(Collected data)
[Start]
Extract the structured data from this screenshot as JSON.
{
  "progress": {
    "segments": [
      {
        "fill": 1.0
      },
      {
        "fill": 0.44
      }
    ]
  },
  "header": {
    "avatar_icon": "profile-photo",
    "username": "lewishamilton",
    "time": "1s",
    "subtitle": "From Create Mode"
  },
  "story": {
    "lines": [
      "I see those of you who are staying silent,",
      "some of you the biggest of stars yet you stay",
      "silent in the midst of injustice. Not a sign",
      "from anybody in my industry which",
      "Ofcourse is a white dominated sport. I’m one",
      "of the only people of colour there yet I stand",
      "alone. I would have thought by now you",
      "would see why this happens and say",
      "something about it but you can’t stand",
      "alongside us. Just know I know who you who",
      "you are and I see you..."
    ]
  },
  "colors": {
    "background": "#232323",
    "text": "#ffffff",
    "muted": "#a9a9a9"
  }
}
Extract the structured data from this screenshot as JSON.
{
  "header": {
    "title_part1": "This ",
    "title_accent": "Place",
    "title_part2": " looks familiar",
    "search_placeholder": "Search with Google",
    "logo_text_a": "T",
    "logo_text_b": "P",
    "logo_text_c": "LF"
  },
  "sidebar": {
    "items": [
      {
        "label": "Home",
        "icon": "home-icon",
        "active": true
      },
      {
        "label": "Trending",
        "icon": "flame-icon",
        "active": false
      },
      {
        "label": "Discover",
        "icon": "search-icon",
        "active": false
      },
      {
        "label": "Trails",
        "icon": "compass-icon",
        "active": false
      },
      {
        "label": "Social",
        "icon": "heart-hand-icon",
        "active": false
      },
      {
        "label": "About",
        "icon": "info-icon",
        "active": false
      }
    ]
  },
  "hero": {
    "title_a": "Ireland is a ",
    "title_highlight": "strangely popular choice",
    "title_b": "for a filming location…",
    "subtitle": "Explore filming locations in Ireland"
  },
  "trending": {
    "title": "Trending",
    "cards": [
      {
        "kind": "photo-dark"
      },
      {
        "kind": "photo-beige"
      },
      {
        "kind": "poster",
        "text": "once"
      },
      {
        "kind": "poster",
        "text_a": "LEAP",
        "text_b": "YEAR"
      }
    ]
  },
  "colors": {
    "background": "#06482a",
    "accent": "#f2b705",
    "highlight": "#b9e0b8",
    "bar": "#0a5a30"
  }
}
[End]
**Brief:** State how many lines of the listing hold the string "label"; reply with the number and nothing else.

**Full solution:** 6